**Exercise material:**
=-=-=-=-=

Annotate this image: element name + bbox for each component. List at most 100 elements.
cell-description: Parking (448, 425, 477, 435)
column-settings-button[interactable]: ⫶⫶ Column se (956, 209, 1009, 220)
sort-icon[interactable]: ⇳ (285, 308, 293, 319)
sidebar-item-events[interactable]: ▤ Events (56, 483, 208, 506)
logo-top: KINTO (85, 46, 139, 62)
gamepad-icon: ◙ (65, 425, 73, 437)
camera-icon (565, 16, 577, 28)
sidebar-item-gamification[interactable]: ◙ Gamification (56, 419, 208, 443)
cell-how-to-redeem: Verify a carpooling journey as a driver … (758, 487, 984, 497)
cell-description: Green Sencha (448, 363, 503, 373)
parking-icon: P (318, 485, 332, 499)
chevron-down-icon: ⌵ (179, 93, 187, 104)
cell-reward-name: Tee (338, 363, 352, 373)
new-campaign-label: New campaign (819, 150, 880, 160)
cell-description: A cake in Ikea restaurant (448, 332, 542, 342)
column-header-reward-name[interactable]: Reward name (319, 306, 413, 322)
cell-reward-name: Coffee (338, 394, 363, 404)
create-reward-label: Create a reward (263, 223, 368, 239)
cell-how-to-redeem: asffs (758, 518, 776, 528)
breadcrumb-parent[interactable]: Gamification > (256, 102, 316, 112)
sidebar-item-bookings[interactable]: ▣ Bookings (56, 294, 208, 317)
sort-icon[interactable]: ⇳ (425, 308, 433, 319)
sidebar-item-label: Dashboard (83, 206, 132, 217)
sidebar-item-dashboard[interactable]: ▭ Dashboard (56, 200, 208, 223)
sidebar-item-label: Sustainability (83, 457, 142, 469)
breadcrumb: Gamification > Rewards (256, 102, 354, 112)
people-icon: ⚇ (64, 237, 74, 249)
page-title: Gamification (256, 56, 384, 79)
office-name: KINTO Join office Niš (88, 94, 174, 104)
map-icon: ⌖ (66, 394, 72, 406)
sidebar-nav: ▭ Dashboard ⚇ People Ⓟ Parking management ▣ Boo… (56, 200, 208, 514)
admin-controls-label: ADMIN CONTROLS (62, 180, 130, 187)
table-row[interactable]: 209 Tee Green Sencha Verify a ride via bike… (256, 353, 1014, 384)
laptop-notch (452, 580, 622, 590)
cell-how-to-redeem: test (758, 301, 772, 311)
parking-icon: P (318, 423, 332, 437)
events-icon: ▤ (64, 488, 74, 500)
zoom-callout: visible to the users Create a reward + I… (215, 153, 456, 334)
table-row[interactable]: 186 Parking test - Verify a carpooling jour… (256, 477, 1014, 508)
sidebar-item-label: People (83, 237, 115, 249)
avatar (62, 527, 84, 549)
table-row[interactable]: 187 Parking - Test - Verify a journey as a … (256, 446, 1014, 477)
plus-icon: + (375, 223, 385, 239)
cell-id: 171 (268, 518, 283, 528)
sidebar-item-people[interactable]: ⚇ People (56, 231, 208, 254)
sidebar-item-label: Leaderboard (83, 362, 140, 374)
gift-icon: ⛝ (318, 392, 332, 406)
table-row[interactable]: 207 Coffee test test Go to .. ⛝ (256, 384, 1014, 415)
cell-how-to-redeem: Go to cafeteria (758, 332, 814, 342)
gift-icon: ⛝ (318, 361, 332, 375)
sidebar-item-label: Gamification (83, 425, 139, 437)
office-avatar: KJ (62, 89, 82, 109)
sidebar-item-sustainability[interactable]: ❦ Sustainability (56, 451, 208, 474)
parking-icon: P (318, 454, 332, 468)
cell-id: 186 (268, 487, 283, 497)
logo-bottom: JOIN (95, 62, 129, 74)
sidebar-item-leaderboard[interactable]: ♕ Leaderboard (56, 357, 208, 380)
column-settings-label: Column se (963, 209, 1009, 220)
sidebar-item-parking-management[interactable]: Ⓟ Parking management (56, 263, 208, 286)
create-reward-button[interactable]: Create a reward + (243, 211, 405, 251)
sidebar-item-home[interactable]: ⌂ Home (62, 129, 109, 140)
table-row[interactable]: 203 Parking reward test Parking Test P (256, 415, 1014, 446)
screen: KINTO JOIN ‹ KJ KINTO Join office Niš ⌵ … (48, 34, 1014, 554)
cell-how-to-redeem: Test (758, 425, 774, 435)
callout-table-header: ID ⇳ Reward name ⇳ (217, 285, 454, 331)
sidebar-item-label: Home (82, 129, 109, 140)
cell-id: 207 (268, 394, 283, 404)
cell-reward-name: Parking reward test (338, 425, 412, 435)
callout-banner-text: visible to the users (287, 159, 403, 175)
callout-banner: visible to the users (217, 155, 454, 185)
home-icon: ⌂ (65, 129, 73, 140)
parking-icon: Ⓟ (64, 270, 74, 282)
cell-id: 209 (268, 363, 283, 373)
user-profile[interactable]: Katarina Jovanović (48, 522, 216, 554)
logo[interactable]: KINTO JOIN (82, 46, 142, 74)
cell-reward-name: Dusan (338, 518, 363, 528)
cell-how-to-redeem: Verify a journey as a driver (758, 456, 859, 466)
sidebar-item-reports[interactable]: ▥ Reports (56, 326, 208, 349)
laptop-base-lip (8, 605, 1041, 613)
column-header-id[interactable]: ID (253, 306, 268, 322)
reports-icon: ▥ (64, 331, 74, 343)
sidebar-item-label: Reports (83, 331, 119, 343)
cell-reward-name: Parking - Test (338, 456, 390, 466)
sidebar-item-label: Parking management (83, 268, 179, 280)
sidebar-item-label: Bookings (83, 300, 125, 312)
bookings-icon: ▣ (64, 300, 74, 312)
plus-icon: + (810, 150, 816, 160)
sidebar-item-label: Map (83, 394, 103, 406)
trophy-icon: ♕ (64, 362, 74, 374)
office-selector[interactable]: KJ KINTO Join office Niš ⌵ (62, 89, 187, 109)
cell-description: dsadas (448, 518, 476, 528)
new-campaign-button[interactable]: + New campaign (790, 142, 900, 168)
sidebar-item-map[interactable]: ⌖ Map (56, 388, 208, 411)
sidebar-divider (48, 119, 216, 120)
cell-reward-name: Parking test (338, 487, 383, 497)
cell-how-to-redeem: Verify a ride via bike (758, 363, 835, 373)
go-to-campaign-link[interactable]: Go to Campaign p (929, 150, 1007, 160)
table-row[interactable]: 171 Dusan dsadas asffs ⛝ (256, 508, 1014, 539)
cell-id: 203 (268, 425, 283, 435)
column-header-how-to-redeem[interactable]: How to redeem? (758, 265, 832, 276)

=-=-=-=-=

**Written request:**
Rewrite all of the entries above, replacing "Green Sencha" with "Jasmine Tea" and leaving everything else as it is.

**Task answer:**
Annotate this image: element name + bbox for each component. List at most 100 elements.
cell-description: Parking (448, 425, 477, 435)
column-settings-button[interactable]: ⫶⫶ Column se (956, 209, 1009, 220)
sort-icon[interactable]: ⇳ (285, 308, 293, 319)
sidebar-item-events[interactable]: ▤ Events (56, 483, 208, 506)
logo-top: KINTO (85, 46, 139, 62)
gamepad-icon: ◙ (65, 425, 73, 437)
camera-icon (565, 16, 577, 28)
sidebar-item-gamification[interactable]: ◙ Gamification (56, 419, 208, 443)
cell-how-to-redeem: Verify a carpooling journey as a driver … (758, 487, 984, 497)
cell-description: Jasmine Tea (448, 363, 503, 373)
parking-icon: P (318, 485, 332, 499)
chevron-down-icon: ⌵ (179, 93, 187, 104)
cell-reward-name: Tee (338, 363, 352, 373)
new-campaign-label: New campaign (819, 150, 880, 160)
cell-description: A cake in Ikea restaurant (448, 332, 542, 342)
column-header-reward-name[interactable]: Reward name (319, 306, 413, 322)
cell-reward-name: Coffee (338, 394, 363, 404)
create-reward-label: Create a reward (263, 223, 368, 239)
cell-how-to-redeem: asffs (758, 518, 776, 528)
breadcrumb-parent[interactable]: Gamification > (256, 102, 316, 112)
sidebar-item-bookings[interactable]: ▣ Bookings (56, 294, 208, 317)
sort-icon[interactable]: ⇳ (425, 308, 433, 319)
sidebar-item-label: Dashboard (83, 206, 132, 217)
sidebar-item-dashboard[interactable]: ▭ Dashboard (56, 200, 208, 223)
sidebar-item-label: Sustainability (83, 457, 142, 469)
breadcrumb: Gamification > Rewards (256, 102, 354, 112)
people-icon: ⚇ (64, 237, 74, 249)
page-title: Gamification (256, 56, 384, 79)
office-name: KINTO Join office Niš (88, 94, 174, 104)
map-icon: ⌖ (66, 394, 72, 406)
sidebar-nav: ▭ Dashboard ⚇ People Ⓟ Parking management ▣ Boo… (56, 200, 208, 514)
admin-controls-label: ADMIN CONTROLS (62, 180, 130, 187)
table-row[interactable]: 209 Tee Jasmine Tea Verify a ride via bike… (256, 353, 1014, 384)
laptop-notch (452, 580, 622, 590)
cell-how-to-redeem: test (758, 301, 772, 311)
parking-icon: P (318, 423, 332, 437)
events-icon: ▤ (64, 488, 74, 500)
zoom-callout: visible to the users Create a reward + I… (215, 153, 456, 334)
table-row[interactable]: 186 Parking test - Verify a carpooling jour… (256, 477, 1014, 508)
sidebar-item-label: People (83, 237, 115, 249)
avatar (62, 527, 84, 549)
table-row[interactable]: 187 Parking - Test - Verify a journey as a … (256, 446, 1014, 477)
plus-icon: + (375, 223, 385, 239)
cell-id: 171 (268, 518, 283, 528)
sidebar-item-people[interactable]: ⚇ People (56, 231, 208, 254)
sidebar-item-label: Leaderboard (83, 362, 140, 374)
gift-icon: ⛝ (318, 392, 332, 406)
table-row[interactable]: 207 Coffee test test Go to .. ⛝ (256, 384, 1014, 415)
cell-how-to-redeem: Go to cafeteria (758, 332, 814, 342)
gift-icon: ⛝ (318, 361, 332, 375)
sidebar-item-label: Gamification (83, 425, 139, 437)
office-avatar: KJ (62, 89, 82, 109)
sidebar-item-sustainability[interactable]: ❦ Sustainability (56, 451, 208, 474)
parking-icon: P (318, 454, 332, 468)
cell-id: 186 (268, 487, 283, 497)
logo-bottom: JOIN (95, 62, 129, 74)
sidebar-item-leaderboard[interactable]: ♕ Leaderboard (56, 357, 208, 380)
column-settings-label: Column se (963, 209, 1009, 220)
sidebar-item-parking-management[interactable]: Ⓟ Parking management (56, 263, 208, 286)
create-reward-button[interactable]: Create a reward + (243, 211, 405, 251)
sidebar-item-home[interactable]: ⌂ Home (62, 129, 109, 140)
table-row[interactable]: 203 Parking reward test Parking Test P (256, 415, 1014, 446)
screen: KINTO JOIN ‹ KJ KINTO Join office Niš ⌵ … (48, 34, 1014, 554)
cell-how-to-redeem: Test (758, 425, 774, 435)
callout-table-header: ID ⇳ Reward name ⇳ (217, 285, 454, 331)
sidebar-item-label: Home (82, 129, 109, 140)
cell-id: 207 (268, 394, 283, 404)
cell-reward-name: Parking reward test (338, 425, 412, 435)
callout-banner-text: visible to the users (287, 159, 403, 175)
callout-banner: visible to the users (217, 155, 454, 185)
home-icon: ⌂ (65, 129, 73, 140)
parking-icon: Ⓟ (64, 270, 74, 282)
cell-id: 209 (268, 363, 283, 373)
user-profile[interactable]: Katarina Jovanović (48, 522, 216, 554)
logo[interactable]: KINTO JOIN (82, 46, 142, 74)
cell-reward-name: Dusan (338, 518, 363, 528)
cell-how-to-redeem: Verify a journey as a driver (758, 456, 859, 466)
sidebar-item-reports[interactable]: ▥ Reports (56, 326, 208, 349)
laptop-base-lip (8, 605, 1041, 613)
column-header-id[interactable]: ID (253, 306, 268, 322)
reports-icon: ▥ (64, 331, 74, 343)
sidebar-item-label: Reports (83, 331, 119, 343)
cell-reward-name: Parking - Test (338, 456, 390, 466)
sidebar-item-label: Parking management (83, 268, 179, 280)
sidebar-item-label: Bookings (83, 300, 125, 312)
bookings-icon: ▣ (64, 300, 74, 312)
plus-icon: + (810, 150, 816, 160)
sidebar-item-label: Map (83, 394, 103, 406)
trophy-icon: ♕ (64, 362, 74, 374)
office-selector[interactable]: KJ KINTO Join office Niš ⌵ (62, 89, 187, 109)
cell-description: dsadas (448, 518, 476, 528)
new-campaign-button[interactable]: + New campaign (790, 142, 900, 168)
sidebar-item-map[interactable]: ⌖ Map (56, 388, 208, 411)
sidebar-divider (48, 119, 216, 120)
cell-reward-name: Parking test (338, 487, 383, 497)
cell-how-to-redeem: Verify a ride via bike (758, 363, 835, 373)
go-to-campaign-link[interactable]: Go to Campaign p (929, 150, 1007, 160)
table-row[interactable]: 171 Dusan dsadas asffs ⛝ (256, 508, 1014, 539)
cell-id: 203 (268, 425, 283, 435)
column-header-how-to-redeem[interactable]: How to redeem? (758, 265, 832, 276)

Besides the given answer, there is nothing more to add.